Dataset items:

* begin *

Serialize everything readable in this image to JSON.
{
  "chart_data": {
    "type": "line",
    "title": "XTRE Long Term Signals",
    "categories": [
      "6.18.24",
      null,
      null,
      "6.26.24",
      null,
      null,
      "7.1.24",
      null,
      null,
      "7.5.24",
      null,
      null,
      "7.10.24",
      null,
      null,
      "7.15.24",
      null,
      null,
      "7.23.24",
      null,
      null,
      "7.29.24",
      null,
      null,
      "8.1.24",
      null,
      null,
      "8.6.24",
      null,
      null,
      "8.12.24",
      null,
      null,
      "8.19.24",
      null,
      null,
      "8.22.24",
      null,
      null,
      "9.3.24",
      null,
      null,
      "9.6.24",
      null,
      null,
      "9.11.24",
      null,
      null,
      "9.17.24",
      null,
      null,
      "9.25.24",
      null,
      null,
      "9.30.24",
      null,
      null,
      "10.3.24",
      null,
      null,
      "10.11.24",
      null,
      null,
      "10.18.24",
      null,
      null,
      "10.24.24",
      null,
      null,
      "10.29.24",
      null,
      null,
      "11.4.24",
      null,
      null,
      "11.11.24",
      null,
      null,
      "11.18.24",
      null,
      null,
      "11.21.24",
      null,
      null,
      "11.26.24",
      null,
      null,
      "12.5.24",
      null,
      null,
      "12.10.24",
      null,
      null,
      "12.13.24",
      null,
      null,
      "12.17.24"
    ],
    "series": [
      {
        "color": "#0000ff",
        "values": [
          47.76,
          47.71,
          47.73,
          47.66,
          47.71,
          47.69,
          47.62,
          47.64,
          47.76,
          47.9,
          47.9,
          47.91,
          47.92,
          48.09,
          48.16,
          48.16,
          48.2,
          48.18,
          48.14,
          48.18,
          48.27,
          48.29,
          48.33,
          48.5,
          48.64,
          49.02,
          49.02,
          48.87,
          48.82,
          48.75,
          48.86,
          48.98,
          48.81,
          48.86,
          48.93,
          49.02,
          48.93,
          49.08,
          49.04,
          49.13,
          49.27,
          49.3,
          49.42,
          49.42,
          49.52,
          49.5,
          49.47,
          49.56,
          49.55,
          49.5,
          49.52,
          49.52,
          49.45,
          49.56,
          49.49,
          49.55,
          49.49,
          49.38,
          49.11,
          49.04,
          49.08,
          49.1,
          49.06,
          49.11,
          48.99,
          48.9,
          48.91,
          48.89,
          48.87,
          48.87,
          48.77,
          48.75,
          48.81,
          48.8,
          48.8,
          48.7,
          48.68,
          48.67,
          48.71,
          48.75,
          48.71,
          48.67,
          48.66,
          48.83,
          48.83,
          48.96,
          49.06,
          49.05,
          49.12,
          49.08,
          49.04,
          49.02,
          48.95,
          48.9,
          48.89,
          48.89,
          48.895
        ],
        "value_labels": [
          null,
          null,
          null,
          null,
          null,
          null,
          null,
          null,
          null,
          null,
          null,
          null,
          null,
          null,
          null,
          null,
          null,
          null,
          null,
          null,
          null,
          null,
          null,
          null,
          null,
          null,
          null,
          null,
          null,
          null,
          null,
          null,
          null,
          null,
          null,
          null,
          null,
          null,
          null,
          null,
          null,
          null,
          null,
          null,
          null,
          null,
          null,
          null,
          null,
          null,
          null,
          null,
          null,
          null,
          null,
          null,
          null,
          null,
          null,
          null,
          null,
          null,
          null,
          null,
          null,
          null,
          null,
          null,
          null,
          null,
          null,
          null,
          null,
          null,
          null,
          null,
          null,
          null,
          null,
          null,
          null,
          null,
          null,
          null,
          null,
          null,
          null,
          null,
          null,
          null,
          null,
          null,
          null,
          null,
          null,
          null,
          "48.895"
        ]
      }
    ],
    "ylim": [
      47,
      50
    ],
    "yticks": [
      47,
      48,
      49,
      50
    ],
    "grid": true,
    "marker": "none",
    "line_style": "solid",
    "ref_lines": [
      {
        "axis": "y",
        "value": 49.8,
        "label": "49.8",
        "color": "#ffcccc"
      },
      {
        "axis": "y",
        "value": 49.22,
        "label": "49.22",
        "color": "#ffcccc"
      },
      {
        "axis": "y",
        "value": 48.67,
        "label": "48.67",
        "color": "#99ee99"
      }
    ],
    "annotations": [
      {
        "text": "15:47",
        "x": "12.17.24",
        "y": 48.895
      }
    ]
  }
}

* end *

**Your instructions:**
Make an exact copy of the records.

**Solution for this exercise:**
Serialize everything readable in this image to JSON.
{
  "chart_data": {
    "type": "line",
    "title": "XTRE Long Term Signals",
    "categories": [
      "6.18.24",
      null,
      null,
      "6.26.24",
      null,
      null,
      "7.1.24",
      null,
      null,
      "7.5.24",
      null,
      null,
      "7.10.24",
      null,
      null,
      "7.15.24",
      null,
      null,
      "7.23.24",
      null,
      null,
      "7.29.24",
      null,
      null,
      "8.1.24",
      null,
      null,
      "8.6.24",
      null,
      null,
      "8.12.24",
      null,
      null,
      "8.19.24",
      null,
      null,
      "8.22.24",
      null,
      null,
      "9.3.24",
      null,
      null,
      "9.6.24",
      null,
      null,
      "9.11.24",
      null,
      null,
      "9.17.24",
      null,
      null,
      "9.25.24",
      null,
      null,
      "9.30.24",
      null,
      null,
      "10.3.24",
      null,
      null,
      "10.11.24",
      null,
      null,
      "10.18.24",
      null,
      null,
      "10.24.24",
      null,
      null,
      "10.29.24",
      null,
      null,
      "11.4.24",
      null,
      null,
      "11.11.24",
      null,
      null,
      "11.18.24",
      null,
      null,
      "11.21.24",
      null,
      null,
      "11.26.24",
      null,
      null,
      "12.5.24",
      null,
      null,
      "12.10.24",
      null,
      null,
      "12.13.24",
      null,
      null,
      "12.17.24"
    ],
    "series": [
      {
        "color": "#0000ff",
        "values": [
          47.76,
          47.71,
          47.73,
          47.66,
          47.71,
          47.69,
          47.62,
          47.64,
          47.76,
          47.9,
          47.9,
          47.91,
          47.92,
          48.09,
          48.16,
          48.16,
          48.2,
          48.18,
          48.14,
          48.18,
          48.27,
          48.29,
          48.33,
          48.5,
          48.64,
          49.02,
          49.02,
          48.87,
          48.82,
          48.75,
          48.86,
          48.98,
          48.81,
          48.86,
          48.93,
          49.02,
          48.93,
          49.08,
          49.04,
          49.13,
          49.27,
          49.3,
          49.42,
          49.42,
          49.52,
          49.5,
          49.47,
          49.56,
          49.55,
          49.5,
          49.52,
          49.52,
          49.45,
          49.56,
          49.49,
          49.55,
          49.49,
          49.38,
          49.11,
          49.04,
          49.08,
          49.1,
          49.06,
          49.11,
          48.99,
          48.9,
          48.91,
          48.89,
          48.87,
          48.87,
          48.77,
          48.75,
          48.81,
          48.8,
          48.8,
          48.7,
          48.68,
          48.67,
          48.71,
          48.75,
          48.71,
          48.67,
          48.66,
          48.83,
          48.83,
          48.96,
          49.06,
          49.05,
          49.12,
          49.08,
          49.04,
          49.02,
          48.95,
          48.9,
          48.89,
          48.89,
          48.895
        ],
        "value_labels": [
          null,
          null,
          null,
          null,
          null,
          null,
          null,
          null,
          null,
          null,
          null,
          null,
          null,
          null,
          null,
          null,
          null,
          null,
          null,
          null,
          null,
          null,
          null,
          null,
          null,
          null,
          null,
          null,
          null,
          null,
          null,
          null,
          null,
          null,
          null,
          null,
          null,
          null,
          null,
          null,
          null,
          null,
          null,
          null,
          null,
          null,
          null,
          null,
          null,
          null,
          null,
          null,
          null,
          null,
          null,
          null,
          null,
          null,
          null,
          null,
          null,
          null,
          null,
          null,
          null,
          null,
          null,
          null,
          null,
          null,
          null,
          null,
          null,
          null,
          null,
          null,
          null,
          null,
          null,
          null,
          null,
          null,
          null,
          null,
          null,
          null,
          null,
          null,
          null,
          null,
          null,
          null,
          null,
          null,
          null,
          null,
          "48.895"
        ]
      }
    ],
    "ylim": [
      47,
      50
    ],
    "yticks": [
      47,
      48,
      49,
      50
    ],
    "grid": true,
    "marker": "none",
    "line_style": "solid",
    "ref_lines": [
      {
        "axis": "y",
        "value": 49.8,
        "label": "49.8",
        "color": "#ffcccc"
      },
      {
        "axis": "y",
        "value": 49.22,
        "label": "49.22",
        "color": "#ffcccc"
      },
      {
        "axis": "y",
        "value": 48.67,
        "label": "48.67",
        "color": "#99ee99"
      }
    ],
    "annotations": [
      {
        "text": "15:47",
        "x": "12.17.24",
        "y": 48.895
      }
    ]
  }
}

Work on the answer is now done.